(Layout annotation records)
+++++

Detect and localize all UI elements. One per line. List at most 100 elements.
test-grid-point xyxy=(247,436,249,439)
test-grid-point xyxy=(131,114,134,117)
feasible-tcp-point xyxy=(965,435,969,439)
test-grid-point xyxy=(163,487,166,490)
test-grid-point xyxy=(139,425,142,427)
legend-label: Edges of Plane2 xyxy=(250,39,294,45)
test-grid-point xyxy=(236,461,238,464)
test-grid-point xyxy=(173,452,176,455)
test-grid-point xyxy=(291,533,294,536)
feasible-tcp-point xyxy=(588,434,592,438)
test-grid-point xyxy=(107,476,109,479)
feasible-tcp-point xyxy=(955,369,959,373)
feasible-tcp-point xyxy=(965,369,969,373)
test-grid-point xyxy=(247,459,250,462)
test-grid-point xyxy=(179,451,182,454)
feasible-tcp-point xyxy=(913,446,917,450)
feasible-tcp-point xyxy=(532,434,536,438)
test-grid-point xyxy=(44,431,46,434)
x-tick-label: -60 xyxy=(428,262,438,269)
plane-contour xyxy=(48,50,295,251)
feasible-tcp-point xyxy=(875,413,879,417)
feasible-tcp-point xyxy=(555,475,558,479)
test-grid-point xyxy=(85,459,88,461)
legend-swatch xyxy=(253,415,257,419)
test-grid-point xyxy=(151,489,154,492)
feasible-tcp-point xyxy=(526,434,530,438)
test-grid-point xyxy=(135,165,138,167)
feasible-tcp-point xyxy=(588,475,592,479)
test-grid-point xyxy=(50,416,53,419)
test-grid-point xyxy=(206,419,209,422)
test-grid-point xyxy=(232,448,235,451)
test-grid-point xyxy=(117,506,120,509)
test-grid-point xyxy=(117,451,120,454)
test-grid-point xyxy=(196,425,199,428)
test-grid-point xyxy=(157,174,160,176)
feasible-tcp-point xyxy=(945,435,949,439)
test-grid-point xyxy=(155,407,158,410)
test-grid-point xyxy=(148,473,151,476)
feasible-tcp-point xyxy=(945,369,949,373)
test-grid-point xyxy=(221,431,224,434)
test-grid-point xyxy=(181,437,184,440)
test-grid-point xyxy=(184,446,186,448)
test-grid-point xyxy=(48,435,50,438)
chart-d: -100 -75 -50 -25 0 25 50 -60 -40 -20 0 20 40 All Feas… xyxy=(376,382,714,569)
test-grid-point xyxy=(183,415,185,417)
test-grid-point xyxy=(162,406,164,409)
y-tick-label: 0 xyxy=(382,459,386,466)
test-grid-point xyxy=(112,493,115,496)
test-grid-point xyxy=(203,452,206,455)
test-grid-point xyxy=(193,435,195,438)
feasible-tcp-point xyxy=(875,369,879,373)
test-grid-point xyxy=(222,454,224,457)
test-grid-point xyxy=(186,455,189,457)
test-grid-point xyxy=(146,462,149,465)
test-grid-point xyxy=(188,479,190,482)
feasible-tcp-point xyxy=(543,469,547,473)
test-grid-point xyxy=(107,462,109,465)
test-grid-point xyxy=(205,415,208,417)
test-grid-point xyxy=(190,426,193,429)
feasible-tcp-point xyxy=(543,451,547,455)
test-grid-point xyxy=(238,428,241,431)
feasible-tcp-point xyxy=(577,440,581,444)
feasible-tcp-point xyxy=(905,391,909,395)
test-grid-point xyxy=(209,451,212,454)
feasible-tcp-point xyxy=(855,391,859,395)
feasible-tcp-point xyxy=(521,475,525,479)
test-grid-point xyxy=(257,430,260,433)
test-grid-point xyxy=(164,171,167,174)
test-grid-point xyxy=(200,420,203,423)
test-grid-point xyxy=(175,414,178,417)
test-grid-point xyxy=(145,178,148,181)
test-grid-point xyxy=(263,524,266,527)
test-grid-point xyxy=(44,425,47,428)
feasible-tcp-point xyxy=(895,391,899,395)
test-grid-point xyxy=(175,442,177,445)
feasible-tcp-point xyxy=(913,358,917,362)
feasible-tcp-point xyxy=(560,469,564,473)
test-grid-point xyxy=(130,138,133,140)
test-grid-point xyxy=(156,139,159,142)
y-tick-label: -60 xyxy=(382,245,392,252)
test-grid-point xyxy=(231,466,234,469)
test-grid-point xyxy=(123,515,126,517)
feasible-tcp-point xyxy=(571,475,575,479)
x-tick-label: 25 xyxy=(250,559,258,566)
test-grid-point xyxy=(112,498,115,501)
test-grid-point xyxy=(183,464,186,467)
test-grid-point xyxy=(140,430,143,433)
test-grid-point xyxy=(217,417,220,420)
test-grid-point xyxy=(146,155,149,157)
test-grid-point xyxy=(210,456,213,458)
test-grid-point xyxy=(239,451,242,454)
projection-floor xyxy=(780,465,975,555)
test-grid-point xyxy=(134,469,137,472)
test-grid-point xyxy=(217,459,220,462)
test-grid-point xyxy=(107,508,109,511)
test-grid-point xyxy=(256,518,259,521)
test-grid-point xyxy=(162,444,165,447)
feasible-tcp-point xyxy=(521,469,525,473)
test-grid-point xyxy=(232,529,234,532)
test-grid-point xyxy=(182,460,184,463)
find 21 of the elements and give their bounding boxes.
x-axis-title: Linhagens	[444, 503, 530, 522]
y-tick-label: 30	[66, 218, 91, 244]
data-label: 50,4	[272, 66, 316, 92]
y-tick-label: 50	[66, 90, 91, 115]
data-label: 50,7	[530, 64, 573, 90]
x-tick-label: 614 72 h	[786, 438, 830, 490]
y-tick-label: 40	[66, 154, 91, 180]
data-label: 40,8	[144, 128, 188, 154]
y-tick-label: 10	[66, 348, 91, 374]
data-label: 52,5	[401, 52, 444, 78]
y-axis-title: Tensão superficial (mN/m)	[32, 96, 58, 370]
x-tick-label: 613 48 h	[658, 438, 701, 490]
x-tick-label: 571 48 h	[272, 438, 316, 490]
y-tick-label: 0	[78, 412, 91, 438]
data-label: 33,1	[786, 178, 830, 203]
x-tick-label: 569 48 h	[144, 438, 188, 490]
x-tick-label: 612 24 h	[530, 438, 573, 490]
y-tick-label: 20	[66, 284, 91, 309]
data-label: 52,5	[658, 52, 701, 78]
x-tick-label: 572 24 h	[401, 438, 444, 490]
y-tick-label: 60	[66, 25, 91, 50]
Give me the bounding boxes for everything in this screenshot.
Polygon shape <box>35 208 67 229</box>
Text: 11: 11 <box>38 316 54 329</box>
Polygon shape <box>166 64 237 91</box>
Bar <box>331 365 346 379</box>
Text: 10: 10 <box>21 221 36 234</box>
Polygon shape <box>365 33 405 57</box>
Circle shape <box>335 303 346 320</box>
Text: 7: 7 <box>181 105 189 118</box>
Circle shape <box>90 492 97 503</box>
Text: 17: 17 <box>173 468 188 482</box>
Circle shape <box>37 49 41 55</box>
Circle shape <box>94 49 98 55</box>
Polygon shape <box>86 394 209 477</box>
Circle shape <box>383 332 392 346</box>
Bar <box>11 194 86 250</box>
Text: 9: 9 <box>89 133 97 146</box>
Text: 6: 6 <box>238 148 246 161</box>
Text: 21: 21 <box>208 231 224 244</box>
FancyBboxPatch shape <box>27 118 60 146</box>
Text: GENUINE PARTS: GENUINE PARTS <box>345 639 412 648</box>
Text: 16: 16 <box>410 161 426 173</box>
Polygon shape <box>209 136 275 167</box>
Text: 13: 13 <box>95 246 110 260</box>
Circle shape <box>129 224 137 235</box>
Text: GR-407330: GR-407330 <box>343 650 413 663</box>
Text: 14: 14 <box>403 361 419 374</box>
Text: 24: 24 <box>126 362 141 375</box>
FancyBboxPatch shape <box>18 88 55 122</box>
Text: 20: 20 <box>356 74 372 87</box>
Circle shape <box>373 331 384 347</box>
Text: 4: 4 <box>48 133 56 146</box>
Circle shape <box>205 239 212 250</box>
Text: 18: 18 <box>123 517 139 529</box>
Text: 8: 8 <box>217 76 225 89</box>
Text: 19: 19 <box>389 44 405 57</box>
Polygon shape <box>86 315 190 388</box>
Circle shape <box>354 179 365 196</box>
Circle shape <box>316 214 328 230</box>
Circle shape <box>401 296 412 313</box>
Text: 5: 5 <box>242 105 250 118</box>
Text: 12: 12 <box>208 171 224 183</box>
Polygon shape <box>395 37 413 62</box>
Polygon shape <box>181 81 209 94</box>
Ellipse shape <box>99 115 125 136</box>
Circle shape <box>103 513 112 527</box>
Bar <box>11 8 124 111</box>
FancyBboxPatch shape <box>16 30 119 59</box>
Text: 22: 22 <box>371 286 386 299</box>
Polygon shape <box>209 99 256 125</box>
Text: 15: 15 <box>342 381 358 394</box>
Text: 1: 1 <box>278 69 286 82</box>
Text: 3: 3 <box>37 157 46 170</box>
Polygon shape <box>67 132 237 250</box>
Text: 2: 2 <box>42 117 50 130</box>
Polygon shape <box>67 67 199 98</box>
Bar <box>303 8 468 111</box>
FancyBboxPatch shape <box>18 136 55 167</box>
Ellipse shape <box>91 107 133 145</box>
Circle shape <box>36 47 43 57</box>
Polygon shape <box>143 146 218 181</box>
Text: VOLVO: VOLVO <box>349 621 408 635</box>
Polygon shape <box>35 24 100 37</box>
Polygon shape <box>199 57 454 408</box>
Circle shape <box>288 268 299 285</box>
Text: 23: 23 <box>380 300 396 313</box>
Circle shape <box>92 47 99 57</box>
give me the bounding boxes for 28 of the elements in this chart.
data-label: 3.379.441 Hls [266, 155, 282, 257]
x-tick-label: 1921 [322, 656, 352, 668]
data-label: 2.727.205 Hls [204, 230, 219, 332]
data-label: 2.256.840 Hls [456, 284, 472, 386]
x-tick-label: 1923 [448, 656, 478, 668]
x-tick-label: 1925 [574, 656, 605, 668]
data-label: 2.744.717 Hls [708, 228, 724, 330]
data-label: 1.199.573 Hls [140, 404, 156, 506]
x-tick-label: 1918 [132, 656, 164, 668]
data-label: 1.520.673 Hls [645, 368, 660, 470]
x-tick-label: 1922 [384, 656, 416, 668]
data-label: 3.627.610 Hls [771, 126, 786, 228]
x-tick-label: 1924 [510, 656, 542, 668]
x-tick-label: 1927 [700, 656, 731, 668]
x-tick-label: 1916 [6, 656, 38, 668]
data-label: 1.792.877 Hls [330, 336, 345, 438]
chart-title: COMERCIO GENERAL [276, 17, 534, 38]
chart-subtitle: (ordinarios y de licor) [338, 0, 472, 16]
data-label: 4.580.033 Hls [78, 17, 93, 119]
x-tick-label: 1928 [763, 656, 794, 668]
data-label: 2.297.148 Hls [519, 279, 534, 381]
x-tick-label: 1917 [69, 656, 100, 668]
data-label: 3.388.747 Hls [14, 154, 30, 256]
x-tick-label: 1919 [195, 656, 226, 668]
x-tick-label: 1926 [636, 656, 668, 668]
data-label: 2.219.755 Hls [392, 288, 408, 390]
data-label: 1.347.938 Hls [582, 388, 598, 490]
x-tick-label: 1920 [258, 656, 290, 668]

+++++

Written instruction: Reproduce the items verbatim, starting with the first line and ending with the line that contains "test-grid-point xyxy=(206,419,209,422)". Include that final line.

Solution for this exercise:
Detect and localize all UI elements. One per line. List at most 100 elements.
test-grid-point xyxy=(247,436,249,439)
test-grid-point xyxy=(131,114,134,117)
feasible-tcp-point xyxy=(965,435,969,439)
test-grid-point xyxy=(163,487,166,490)
test-grid-point xyxy=(139,425,142,427)
legend-label: Edges of Plane2 xyxy=(250,39,294,45)
test-grid-point xyxy=(236,461,238,464)
test-grid-point xyxy=(173,452,176,455)
test-grid-point xyxy=(291,533,294,536)
feasible-tcp-point xyxy=(588,434,592,438)
test-grid-point xyxy=(107,476,109,479)
feasible-tcp-point xyxy=(955,369,959,373)
feasible-tcp-point xyxy=(965,369,969,373)
test-grid-point xyxy=(247,459,250,462)
test-grid-point xyxy=(179,451,182,454)
feasible-tcp-point xyxy=(913,446,917,450)
feasible-tcp-point xyxy=(532,434,536,438)
test-grid-point xyxy=(44,431,46,434)
x-tick-label: -60 xyxy=(428,262,438,269)
plane-contour xyxy=(48,50,295,251)
feasible-tcp-point xyxy=(875,413,879,417)
feasible-tcp-point xyxy=(555,475,558,479)
test-grid-point xyxy=(85,459,88,461)
legend-swatch xyxy=(253,415,257,419)
test-grid-point xyxy=(151,489,154,492)
feasible-tcp-point xyxy=(526,434,530,438)
test-grid-point xyxy=(135,165,138,167)
feasible-tcp-point xyxy=(588,475,592,479)
test-grid-point xyxy=(50,416,53,419)
test-grid-point xyxy=(206,419,209,422)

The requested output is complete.